>> start RECORDS FOR THE TASK
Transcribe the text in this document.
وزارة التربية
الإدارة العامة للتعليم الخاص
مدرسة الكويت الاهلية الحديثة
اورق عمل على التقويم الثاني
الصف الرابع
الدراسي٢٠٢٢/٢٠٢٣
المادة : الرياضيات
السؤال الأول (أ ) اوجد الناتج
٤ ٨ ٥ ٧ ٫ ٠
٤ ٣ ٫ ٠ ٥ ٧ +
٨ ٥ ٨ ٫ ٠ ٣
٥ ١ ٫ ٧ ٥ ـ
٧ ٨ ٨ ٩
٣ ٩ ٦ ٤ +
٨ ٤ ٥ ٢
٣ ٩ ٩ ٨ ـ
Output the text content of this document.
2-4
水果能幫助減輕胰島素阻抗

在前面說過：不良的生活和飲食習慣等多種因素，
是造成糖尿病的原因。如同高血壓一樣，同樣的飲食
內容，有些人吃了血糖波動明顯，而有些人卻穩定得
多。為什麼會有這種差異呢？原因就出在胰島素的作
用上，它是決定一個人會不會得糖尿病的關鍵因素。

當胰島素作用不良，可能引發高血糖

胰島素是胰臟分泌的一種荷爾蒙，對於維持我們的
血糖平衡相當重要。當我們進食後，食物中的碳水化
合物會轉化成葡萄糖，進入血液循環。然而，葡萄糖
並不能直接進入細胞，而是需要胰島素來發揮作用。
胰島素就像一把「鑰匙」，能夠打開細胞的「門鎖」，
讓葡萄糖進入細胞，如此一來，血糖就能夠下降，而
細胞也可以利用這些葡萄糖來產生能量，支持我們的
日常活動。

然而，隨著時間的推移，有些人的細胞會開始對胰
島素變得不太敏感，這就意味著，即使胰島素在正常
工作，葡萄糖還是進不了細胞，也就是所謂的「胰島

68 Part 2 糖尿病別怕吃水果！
>> end RECORDS FOR THE TASK
## EXERCISE DESCRIPTION
Repeat the lines above exactly.

## RESPONSE TO THE TASK
Transcribe the text in this document.
وزارة التربية
الإدارة العامة للتعليم الخاص
مدرسة الكويت الاهلية الحديثة
اورق عمل على التقويم الثاني
الصف الرابع
الدراسي٢٠٢٢/٢٠٢٣
المادة : الرياضيات
السؤال الأول (أ ) اوجد الناتج
٤ ٨ ٥ ٧ ٫ ٠
٤ ٣ ٫ ٠ ٥ ٧ +
٨ ٥ ٨ ٫ ٠ ٣
٥ ١ ٫ ٧ ٥ ـ
٧ ٨ ٨ ٩
٣ ٩ ٦ ٤ +
٨ ٤ ٥ ٢
٣ ٩ ٩ ٨ ـ
Output the text content of this document.
2-4
水果能幫助減輕胰島素阻抗

在前面說過：不良的生活和飲食習慣等多種因素，
是造成糖尿病的原因。如同高血壓一樣，同樣的飲食
內容，有些人吃了血糖波動明顯，而有些人卻穩定得
多。為什麼會有這種差異呢？原因就出在胰島素的作
用上，它是決定一個人會不會得糖尿病的關鍵因素。

當胰島素作用不良，可能引發高血糖

胰島素是胰臟分泌的一種荷爾蒙，對於維持我們的
血糖平衡相當重要。當我們進食後，食物中的碳水化
合物會轉化成葡萄糖，進入血液循環。然而，葡萄糖
並不能直接進入細胞，而是需要胰島素來發揮作用。
胰島素就像一把「鑰匙」，能夠打開細胞的「門鎖」，
讓葡萄糖進入細胞，如此一來，血糖就能夠下降，而
細胞也可以利用這些葡萄糖來產生能量，支持我們的
日常活動。

然而，隨著時間的推移，有些人的細胞會開始對胰
島素變得不太敏感，這就意味著，即使胰島素在正常
工作，葡萄糖還是進不了細胞，也就是所謂的「胰島

68 Part 2 糖尿病別怕吃水果！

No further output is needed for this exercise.